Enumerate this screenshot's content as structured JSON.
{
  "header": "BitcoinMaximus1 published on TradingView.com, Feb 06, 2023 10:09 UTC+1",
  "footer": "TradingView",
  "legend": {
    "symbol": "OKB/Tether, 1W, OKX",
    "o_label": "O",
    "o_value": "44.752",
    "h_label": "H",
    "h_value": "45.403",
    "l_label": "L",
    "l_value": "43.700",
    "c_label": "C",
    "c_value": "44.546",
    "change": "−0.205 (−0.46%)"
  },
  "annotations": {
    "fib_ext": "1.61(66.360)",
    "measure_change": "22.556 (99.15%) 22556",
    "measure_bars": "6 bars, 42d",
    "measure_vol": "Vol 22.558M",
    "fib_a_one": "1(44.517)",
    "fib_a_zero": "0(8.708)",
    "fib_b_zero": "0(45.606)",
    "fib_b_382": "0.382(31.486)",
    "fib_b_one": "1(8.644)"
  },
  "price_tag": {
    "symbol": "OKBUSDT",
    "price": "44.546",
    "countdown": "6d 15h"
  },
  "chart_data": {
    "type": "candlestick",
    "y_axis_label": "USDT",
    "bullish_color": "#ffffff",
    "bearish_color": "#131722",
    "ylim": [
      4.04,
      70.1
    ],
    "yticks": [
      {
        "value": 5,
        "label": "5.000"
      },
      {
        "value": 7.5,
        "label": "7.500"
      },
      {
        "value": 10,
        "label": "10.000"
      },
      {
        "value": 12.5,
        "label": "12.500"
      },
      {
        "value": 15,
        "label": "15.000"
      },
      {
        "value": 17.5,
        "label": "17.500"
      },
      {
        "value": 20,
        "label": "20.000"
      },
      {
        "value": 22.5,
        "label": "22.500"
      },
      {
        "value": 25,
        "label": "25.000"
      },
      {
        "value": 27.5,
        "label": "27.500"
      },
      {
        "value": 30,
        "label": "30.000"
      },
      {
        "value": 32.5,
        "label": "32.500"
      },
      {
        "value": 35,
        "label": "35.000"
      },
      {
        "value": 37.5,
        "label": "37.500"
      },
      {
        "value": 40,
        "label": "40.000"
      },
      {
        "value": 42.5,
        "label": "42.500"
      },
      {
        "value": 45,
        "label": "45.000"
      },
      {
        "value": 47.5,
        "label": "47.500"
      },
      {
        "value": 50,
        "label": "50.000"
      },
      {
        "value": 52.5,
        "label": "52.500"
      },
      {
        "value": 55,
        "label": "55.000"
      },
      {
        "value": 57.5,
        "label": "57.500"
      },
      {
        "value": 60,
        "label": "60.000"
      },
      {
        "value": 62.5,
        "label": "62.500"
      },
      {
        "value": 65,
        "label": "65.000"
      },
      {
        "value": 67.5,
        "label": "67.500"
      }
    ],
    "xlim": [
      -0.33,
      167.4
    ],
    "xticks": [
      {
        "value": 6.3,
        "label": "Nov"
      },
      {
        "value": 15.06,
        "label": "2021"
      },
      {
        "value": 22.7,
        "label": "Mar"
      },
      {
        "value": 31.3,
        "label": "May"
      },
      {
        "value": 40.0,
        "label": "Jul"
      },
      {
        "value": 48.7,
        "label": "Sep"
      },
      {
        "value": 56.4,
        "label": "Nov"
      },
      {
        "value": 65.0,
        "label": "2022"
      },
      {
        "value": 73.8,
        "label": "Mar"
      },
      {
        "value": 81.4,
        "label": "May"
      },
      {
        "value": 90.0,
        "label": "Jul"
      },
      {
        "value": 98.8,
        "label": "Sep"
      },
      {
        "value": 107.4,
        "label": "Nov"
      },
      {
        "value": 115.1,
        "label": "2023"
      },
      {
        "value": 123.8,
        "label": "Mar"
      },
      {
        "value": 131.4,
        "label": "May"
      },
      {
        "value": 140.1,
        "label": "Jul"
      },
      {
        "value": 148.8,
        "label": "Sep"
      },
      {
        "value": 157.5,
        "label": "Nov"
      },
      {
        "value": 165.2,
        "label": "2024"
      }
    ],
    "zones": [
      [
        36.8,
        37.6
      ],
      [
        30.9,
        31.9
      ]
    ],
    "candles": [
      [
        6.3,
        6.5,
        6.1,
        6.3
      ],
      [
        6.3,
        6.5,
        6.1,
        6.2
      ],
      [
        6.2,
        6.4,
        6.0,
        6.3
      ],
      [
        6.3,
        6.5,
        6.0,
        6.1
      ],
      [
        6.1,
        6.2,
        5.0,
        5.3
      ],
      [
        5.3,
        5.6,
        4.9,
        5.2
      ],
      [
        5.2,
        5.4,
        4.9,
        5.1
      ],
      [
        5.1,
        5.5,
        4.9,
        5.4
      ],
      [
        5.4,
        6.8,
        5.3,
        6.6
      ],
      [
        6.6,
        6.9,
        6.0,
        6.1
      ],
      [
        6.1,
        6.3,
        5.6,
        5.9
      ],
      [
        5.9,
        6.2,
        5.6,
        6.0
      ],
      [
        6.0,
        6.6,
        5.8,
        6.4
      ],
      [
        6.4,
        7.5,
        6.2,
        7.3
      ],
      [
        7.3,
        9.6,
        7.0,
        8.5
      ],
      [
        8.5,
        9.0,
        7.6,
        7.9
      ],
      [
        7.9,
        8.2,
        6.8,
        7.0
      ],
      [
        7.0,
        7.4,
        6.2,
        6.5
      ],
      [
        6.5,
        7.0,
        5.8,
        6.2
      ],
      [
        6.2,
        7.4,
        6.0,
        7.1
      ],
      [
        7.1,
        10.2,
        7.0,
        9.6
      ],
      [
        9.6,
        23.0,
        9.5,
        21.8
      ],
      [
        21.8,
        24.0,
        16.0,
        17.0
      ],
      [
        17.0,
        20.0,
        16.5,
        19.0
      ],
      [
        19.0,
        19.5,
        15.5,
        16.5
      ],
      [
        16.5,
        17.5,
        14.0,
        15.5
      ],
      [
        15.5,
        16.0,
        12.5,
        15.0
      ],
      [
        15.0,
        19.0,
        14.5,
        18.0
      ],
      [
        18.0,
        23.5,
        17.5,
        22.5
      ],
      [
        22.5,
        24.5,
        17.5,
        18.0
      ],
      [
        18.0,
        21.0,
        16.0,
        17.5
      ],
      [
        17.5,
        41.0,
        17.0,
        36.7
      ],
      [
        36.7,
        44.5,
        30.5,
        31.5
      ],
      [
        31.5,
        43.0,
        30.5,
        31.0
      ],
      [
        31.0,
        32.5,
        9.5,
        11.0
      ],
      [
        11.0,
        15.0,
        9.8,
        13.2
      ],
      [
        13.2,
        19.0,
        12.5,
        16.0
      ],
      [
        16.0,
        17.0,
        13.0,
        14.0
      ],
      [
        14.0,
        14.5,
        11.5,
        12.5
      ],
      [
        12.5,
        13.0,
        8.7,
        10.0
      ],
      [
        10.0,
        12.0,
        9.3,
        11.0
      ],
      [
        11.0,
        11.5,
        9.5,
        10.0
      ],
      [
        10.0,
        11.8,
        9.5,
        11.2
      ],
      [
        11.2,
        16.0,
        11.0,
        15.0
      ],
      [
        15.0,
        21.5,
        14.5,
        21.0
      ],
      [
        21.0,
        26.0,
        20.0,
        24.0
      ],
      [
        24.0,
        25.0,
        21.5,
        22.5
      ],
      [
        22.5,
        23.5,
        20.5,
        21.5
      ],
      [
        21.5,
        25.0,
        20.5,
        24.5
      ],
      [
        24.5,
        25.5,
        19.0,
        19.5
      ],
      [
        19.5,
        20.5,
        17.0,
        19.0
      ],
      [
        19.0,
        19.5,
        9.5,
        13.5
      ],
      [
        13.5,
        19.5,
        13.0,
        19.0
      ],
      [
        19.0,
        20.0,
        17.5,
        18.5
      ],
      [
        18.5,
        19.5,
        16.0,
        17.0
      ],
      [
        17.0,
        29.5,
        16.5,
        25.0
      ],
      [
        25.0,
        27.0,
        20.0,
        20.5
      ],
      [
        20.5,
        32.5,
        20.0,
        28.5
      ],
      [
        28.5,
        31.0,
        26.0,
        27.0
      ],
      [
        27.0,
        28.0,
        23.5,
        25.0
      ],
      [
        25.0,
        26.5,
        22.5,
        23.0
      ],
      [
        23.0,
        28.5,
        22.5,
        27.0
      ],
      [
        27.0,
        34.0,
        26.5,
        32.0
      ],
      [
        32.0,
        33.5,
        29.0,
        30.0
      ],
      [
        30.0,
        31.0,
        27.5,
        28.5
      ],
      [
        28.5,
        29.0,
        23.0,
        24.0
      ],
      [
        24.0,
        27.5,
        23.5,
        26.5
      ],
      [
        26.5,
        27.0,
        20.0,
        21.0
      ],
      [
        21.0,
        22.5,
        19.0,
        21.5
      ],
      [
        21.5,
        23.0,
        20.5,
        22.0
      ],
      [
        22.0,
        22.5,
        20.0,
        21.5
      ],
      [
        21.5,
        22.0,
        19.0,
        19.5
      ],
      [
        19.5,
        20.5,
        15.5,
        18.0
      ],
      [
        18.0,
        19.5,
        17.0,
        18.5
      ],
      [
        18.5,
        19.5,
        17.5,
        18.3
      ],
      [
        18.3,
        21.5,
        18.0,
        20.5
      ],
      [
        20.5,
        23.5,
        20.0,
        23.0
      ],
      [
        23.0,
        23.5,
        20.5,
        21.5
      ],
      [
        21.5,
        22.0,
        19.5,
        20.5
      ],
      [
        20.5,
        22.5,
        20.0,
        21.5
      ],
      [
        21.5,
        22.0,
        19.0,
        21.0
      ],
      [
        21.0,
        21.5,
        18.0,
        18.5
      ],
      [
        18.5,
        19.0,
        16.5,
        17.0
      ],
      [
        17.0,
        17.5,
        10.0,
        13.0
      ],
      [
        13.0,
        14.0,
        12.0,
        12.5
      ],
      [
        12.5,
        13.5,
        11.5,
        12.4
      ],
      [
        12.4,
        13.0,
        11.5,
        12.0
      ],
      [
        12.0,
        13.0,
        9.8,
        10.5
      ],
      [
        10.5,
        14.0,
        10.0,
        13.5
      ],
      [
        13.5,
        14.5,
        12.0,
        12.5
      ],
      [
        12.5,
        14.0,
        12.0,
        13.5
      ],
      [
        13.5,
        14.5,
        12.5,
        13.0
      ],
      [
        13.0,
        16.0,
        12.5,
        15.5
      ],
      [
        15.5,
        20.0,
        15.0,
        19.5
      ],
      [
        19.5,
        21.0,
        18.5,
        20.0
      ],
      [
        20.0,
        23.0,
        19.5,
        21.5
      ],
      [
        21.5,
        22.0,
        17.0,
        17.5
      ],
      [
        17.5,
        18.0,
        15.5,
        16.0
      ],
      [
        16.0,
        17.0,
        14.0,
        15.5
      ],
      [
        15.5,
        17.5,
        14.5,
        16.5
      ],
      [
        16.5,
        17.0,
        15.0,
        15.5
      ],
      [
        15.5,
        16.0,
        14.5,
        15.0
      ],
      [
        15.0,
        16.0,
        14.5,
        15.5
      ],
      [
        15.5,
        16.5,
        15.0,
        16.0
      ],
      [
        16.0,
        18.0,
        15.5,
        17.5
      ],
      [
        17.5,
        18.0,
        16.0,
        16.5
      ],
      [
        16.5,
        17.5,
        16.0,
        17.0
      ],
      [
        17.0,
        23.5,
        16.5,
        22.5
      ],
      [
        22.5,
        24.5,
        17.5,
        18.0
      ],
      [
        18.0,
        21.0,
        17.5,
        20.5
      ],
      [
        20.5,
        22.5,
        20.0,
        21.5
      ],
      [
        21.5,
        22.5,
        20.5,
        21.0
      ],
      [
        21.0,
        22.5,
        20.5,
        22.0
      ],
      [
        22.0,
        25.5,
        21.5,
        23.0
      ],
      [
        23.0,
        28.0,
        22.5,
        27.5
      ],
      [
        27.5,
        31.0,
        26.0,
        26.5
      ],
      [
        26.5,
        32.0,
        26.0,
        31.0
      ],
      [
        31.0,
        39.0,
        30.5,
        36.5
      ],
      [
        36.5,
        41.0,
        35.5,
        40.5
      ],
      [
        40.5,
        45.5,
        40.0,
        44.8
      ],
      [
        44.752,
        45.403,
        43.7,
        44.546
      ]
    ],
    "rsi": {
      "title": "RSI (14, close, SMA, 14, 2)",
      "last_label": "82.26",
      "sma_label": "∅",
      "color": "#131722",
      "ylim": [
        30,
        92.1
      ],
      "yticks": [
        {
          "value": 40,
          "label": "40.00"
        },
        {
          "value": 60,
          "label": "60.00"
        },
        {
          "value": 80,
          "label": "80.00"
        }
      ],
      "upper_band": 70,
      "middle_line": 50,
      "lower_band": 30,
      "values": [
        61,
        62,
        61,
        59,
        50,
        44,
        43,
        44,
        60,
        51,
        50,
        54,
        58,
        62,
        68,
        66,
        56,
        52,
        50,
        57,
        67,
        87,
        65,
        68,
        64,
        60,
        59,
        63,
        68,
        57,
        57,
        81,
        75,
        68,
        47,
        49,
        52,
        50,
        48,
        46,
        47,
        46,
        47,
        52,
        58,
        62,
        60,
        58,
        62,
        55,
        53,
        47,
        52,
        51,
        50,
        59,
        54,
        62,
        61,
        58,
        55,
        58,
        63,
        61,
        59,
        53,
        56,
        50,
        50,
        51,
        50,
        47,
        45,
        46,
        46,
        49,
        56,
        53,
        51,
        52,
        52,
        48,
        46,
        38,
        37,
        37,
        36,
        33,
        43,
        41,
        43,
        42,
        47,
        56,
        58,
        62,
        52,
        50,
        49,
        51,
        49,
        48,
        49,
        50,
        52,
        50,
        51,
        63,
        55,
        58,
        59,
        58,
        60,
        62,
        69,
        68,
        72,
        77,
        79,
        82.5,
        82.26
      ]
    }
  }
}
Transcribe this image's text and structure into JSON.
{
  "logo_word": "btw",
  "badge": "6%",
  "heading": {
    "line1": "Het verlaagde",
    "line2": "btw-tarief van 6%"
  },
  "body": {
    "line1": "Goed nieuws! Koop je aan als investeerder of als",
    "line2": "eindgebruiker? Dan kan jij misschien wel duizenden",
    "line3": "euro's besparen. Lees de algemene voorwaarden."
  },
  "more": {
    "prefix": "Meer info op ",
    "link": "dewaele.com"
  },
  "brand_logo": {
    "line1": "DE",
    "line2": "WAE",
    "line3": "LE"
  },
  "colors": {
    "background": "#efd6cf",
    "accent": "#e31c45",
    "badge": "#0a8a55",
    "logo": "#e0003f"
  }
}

######

**REQUEST**
Only the lines from the one containing "Transcribe this image's" through the end of the material should be reproduced, exactly, with both ends included.

**COMPLETED TASK**
Transcribe this image's text and structure into JSON.
{
  "logo_word": "btw",
  "badge": "6%",
  "heading": {
    "line1": "Het verlaagde",
    "line2": "btw-tarief van 6%"
  },
  "body": {
    "line1": "Goed nieuws! Koop je aan als investeerder of als",
    "line2": "eindgebruiker? Dan kan jij misschien wel duizenden",
    "line3": "euro's besparen. Lees de algemene voorwaarden."
  },
  "more": {
    "prefix": "Meer info op ",
    "link": "dewaele.com"
  },
  "brand_logo": {
    "line1": "DE",
    "line2": "WAE",
    "line3": "LE"
  },
  "colors": {
    "background": "#efd6cf",
    "accent": "#e31c45",
    "badge": "#0a8a55",
    "logo": "#e0003f"
  }
}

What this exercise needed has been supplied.